----- PROVIDED INFORMATION
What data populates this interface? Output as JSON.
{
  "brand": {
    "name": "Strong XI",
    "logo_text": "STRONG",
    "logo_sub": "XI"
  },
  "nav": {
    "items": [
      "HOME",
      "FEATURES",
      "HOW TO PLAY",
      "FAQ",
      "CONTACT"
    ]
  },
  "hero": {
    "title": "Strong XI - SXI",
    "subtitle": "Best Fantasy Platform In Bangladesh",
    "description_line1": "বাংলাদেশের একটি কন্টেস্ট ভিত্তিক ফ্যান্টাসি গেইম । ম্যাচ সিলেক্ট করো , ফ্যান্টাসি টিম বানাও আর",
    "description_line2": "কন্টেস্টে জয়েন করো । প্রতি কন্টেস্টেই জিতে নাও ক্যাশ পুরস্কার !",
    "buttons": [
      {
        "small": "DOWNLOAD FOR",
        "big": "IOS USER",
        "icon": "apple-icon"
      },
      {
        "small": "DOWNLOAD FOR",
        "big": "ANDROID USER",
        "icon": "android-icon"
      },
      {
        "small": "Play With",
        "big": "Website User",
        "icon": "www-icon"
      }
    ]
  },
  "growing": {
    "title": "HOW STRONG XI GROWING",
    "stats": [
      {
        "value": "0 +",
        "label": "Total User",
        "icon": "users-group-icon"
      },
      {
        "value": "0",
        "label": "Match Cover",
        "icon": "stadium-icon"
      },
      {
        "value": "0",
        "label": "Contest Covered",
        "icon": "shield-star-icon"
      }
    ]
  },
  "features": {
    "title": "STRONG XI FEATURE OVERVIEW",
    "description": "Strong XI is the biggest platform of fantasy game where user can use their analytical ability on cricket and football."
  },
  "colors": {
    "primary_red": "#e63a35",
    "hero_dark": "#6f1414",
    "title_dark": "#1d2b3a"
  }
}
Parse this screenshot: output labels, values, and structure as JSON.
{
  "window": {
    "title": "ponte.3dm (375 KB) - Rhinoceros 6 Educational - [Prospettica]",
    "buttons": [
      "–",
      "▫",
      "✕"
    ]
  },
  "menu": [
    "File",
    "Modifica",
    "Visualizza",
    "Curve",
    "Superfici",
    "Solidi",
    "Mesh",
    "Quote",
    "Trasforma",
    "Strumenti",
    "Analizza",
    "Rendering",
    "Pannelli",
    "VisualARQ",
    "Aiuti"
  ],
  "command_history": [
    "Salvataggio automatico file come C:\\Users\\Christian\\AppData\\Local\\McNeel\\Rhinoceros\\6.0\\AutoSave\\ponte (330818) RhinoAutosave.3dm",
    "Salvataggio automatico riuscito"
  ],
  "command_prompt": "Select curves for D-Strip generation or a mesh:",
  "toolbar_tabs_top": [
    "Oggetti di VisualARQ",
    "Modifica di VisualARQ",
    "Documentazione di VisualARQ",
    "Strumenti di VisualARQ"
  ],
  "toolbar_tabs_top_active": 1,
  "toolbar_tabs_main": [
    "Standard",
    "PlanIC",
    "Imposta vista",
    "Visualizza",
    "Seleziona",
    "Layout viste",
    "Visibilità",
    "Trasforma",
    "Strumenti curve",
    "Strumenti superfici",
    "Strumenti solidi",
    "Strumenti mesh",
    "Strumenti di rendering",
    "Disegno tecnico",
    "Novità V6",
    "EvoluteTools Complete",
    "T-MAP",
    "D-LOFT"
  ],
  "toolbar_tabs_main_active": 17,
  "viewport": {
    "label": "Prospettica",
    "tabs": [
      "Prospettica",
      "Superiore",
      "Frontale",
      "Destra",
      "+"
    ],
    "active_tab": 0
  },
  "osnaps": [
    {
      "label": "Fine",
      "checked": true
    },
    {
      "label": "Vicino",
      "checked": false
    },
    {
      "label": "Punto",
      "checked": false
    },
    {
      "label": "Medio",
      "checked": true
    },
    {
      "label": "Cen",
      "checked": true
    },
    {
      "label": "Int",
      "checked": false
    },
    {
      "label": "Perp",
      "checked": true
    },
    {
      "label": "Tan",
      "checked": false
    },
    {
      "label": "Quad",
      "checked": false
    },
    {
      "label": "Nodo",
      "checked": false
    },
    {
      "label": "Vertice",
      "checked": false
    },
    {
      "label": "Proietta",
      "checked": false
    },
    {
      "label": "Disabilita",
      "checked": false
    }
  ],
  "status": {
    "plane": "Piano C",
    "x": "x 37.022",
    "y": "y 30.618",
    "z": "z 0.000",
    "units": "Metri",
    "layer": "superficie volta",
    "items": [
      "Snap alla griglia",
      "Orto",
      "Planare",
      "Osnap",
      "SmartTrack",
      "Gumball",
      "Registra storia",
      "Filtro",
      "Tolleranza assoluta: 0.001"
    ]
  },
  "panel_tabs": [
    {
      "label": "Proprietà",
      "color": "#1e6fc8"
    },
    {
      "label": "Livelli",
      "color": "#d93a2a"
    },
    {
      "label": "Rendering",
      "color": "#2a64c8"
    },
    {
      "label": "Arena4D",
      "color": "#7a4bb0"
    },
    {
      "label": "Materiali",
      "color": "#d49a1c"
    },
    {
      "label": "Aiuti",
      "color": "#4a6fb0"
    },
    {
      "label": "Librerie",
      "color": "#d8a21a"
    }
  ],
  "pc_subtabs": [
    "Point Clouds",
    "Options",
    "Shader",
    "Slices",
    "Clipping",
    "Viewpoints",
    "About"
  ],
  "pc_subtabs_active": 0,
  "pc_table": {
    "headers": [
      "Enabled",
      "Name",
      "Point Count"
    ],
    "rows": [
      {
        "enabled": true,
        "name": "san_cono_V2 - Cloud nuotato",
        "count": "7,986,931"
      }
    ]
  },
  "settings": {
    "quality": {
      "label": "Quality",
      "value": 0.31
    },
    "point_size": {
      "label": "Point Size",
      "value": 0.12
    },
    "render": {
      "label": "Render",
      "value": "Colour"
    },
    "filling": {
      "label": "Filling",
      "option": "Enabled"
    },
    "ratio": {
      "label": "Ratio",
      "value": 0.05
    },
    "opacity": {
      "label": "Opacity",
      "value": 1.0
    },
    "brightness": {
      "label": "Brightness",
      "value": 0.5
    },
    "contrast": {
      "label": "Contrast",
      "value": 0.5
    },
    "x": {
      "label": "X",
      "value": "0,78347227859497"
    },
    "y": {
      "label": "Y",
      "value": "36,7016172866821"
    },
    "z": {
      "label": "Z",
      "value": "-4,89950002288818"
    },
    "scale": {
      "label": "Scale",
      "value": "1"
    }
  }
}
----------
§ **TASK OBJECTIVE**: Quote the material exactly, leaving nothing out.

§ **SOLUTION FOR THIS TASK**:
What data populates this interface? Output as JSON.
{
  "brand": {
    "name": "Strong XI",
    "logo_text": "STRONG",
    "logo_sub": "XI"
  },
  "nav": {
    "items": [
      "HOME",
      "FEATURES",
      "HOW TO PLAY",
      "FAQ",
      "CONTACT"
    ]
  },
  "hero": {
    "title": "Strong XI - SXI",
    "subtitle": "Best Fantasy Platform In Bangladesh",
    "description_line1": "বাংলাদেশের একটি কন্টেস্ট ভিত্তিক ফ্যান্টাসি গেইম । ম্যাচ সিলেক্ট করো , ফ্যান্টাসি টিম বানাও আর",
    "description_line2": "কন্টেস্টে জয়েন করো । প্রতি কন্টেস্টেই জিতে নাও ক্যাশ পুরস্কার !",
    "buttons": [
      {
        "small": "DOWNLOAD FOR",
        "big": "IOS USER",
        "icon": "apple-icon"
      },
      {
        "small": "DOWNLOAD FOR",
        "big": "ANDROID USER",
        "icon": "android-icon"
      },
      {
        "small": "Play With",
        "big": "Website User",
        "icon": "www-icon"
      }
    ]
  },
  "growing": {
    "title": "HOW STRONG XI GROWING",
    "stats": [
      {
        "value": "0 +",
        "label": "Total User",
        "icon": "users-group-icon"
      },
      {
        "value": "0",
        "label": "Match Cover",
        "icon": "stadium-icon"
      },
      {
        "value": "0",
        "label": "Contest Covered",
        "icon": "shield-star-icon"
      }
    ]
  },
  "features": {
    "title": "STRONG XI FEATURE OVERVIEW",
    "description": "Strong XI is the biggest platform of fantasy game where user can use their analytical ability on cricket and football."
  },
  "colors": {
    "primary_red": "#e63a35",
    "hero_dark": "#6f1414",
    "title_dark": "#1d2b3a"
  }
}
Parse this screenshot: output labels, values, and structure as JSON.
{
  "window": {
    "title": "ponte.3dm (375 KB) - Rhinoceros 6 Educational - [Prospettica]",
    "buttons": [
      "–",
      "▫",
      "✕"
    ]
  },
  "menu": [
    "File",
    "Modifica",
    "Visualizza",
    "Curve",
    "Superfici",
    "Solidi",
    "Mesh",
    "Quote",
    "Trasforma",
    "Strumenti",
    "Analizza",
    "Rendering",
    "Pannelli",
    "VisualARQ",
    "Aiuti"
  ],
  "command_history": [
    "Salvataggio automatico file come C:\\Users\\Christian\\AppData\\Local\\McNeel\\Rhinoceros\\6.0\\AutoSave\\ponte (330818) RhinoAutosave.3dm",
    "Salvataggio automatico riuscito"
  ],
  "command_prompt": "Select curves for D-Strip generation or a mesh:",
  "toolbar_tabs_top": [
    "Oggetti di VisualARQ",
    "Modifica di VisualARQ",
    "Documentazione di VisualARQ",
    "Strumenti di VisualARQ"
  ],
  "toolbar_tabs_top_active": 1,
  "toolbar_tabs_main": [
    "Standard",
    "PlanIC",
    "Imposta vista",
    "Visualizza",
    "Seleziona",
    "Layout viste",
    "Visibilità",
    "Trasforma",
    "Strumenti curve",
    "Strumenti superfici",
    "Strumenti solidi",
    "Strumenti mesh",
    "Strumenti di rendering",
    "Disegno tecnico",
    "Novità V6",
    "EvoluteTools Complete",
    "T-MAP",
    "D-LOFT"
  ],
  "toolbar_tabs_main_active": 17,
  "viewport": {
    "label": "Prospettica",
    "tabs": [
      "Prospettica",
      "Superiore",
      "Frontale",
      "Destra",
      "+"
    ],
    "active_tab": 0
  },
  "osnaps": [
    {
      "label": "Fine",
      "checked": true
    },
    {
      "label": "Vicino",
      "checked": false
    },
    {
      "label": "Punto",
      "checked": false
    },
    {
      "label": "Medio",
      "checked": true
    },
    {
      "label": "Cen",
      "checked": true
    },
    {
      "label": "Int",
      "checked": false
    },
    {
      "label": "Perp",
      "checked": true
    },
    {
      "label": "Tan",
      "checked": false
    },
    {
      "label": "Quad",
      "checked": false
    },
    {
      "label": "Nodo",
      "checked": false
    },
    {
      "label": "Vertice",
      "checked": false
    },
    {
      "label": "Proietta",
      "checked": false
    },
    {
      "label": "Disabilita",
      "checked": false
    }
  ],
  "status": {
    "plane": "Piano C",
    "x": "x 37.022",
    "y": "y 30.618",
    "z": "z 0.000",
    "units": "Metri",
    "layer": "superficie volta",
    "items": [
      "Snap alla griglia",
      "Orto",
      "Planare",
      "Osnap",
      "SmartTrack",
      "Gumball",
      "Registra storia",
      "Filtro",
      "Tolleranza assoluta: 0.001"
    ]
  },
  "panel_tabs": [
    {
      "label": "Proprietà",
      "color": "#1e6fc8"
    },
    {
      "label": "Livelli",
      "color": "#d93a2a"
    },
    {
      "label": "Rendering",
      "color": "#2a64c8"
    },
    {
      "label": "Arena4D",
      "color": "#7a4bb0"
    },
    {
      "label": "Materiali",
      "color": "#d49a1c"
    },
    {
      "label": "Aiuti",
      "color": "#4a6fb0"
    },
    {
      "label": "Librerie",
      "color": "#d8a21a"
    }
  ],
  "pc_subtabs": [
    "Point Clouds",
    "Options",
    "Shader",
    "Slices",
    "Clipping",
    "Viewpoints",
    "About"
  ],
  "pc_subtabs_active": 0,
  "pc_table": {
    "headers": [
      "Enabled",
      "Name",
      "Point Count"
    ],
    "rows": [
      {
        "enabled": true,
        "name": "san_cono_V2 - Cloud nuotato",
        "count": "7,986,931"
      }
    ]
  },
  "settings": {
    "quality": {
      "label": "Quality",
      "value": 0.31
    },
    "point_size": {
      "label": "Point Size",
      "value": 0.12
    },
    "render": {
      "label": "Render",
      "value": "Colour"
    },
    "filling": {
      "label": "Filling",
      "option": "Enabled"
    },
    "ratio": {
      "label": "Ratio",
      "value": 0.05
    },
    "opacity": {
      "label": "Opacity",
      "value": 1.0
    },
    "brightness": {
      "label": "Brightness",
      "value": 0.5
    },
    "contrast": {
      "label": "Contrast",
      "value": 0.5
    },
    "x": {
      "label": "X",
      "value": "0,78347227859497"
    },
    "y": {
      "label": "Y",
      "value": "36,7016172866821"
    },
    "z": {
      "label": "Z",
      "value": "-4,89950002288818"
    },
    "scale": {
      "label": "Scale",
      "value": "1"
    }
  }
}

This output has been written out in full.